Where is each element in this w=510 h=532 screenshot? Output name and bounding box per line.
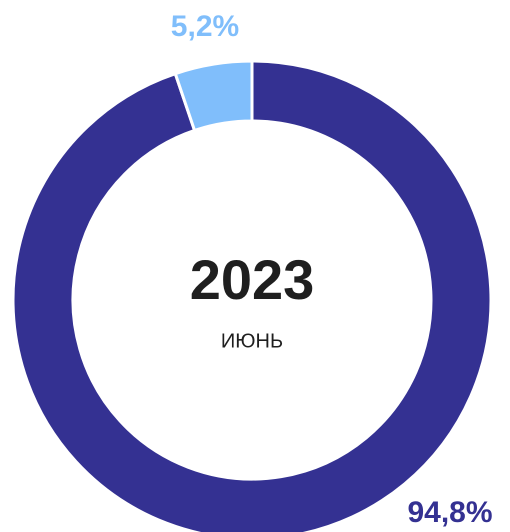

···

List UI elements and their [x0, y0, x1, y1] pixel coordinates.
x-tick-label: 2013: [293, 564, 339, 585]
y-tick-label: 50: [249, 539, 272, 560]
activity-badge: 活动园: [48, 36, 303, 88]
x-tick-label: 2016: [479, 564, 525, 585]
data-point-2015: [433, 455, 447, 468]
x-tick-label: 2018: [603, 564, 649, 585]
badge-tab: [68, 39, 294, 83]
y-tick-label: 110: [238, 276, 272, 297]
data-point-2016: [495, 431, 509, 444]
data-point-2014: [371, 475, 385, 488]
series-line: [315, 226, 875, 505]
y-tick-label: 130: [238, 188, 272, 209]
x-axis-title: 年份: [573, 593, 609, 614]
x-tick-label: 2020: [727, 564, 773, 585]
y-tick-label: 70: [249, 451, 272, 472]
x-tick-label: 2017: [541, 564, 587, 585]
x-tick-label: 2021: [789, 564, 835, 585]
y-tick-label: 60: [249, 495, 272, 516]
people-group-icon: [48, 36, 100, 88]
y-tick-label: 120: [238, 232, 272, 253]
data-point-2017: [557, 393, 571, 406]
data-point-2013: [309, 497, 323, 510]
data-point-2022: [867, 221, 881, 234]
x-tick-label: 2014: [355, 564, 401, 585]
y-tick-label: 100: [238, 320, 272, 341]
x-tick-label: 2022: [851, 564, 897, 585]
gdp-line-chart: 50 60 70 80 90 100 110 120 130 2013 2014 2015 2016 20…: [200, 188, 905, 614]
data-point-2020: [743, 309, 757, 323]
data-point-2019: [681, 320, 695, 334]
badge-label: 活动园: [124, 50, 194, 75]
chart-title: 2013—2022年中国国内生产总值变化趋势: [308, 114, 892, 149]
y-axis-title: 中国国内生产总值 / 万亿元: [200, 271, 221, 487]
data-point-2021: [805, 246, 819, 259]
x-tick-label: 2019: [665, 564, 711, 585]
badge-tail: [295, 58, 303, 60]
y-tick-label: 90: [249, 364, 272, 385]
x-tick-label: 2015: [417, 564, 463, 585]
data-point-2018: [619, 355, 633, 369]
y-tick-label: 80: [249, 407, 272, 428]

···

- What you should do -
Rewrite everything in the records from the line containing "List UI elements" down to the line containing "data-point-2015: [433, 455, 447, 468]", replacing "x-tick-label" with "x-axis-label" and keeping all else unchanged.

- Reply -
List UI elements and their [x0, y0, x1, y1] pixel coordinates.
x-axis-label: 2013: [293, 564, 339, 585]
y-tick-label: 50: [249, 539, 272, 560]
activity-badge: 活动园: [48, 36, 303, 88]
x-axis-label: 2016: [479, 564, 525, 585]
data-point-2015: [433, 455, 447, 468]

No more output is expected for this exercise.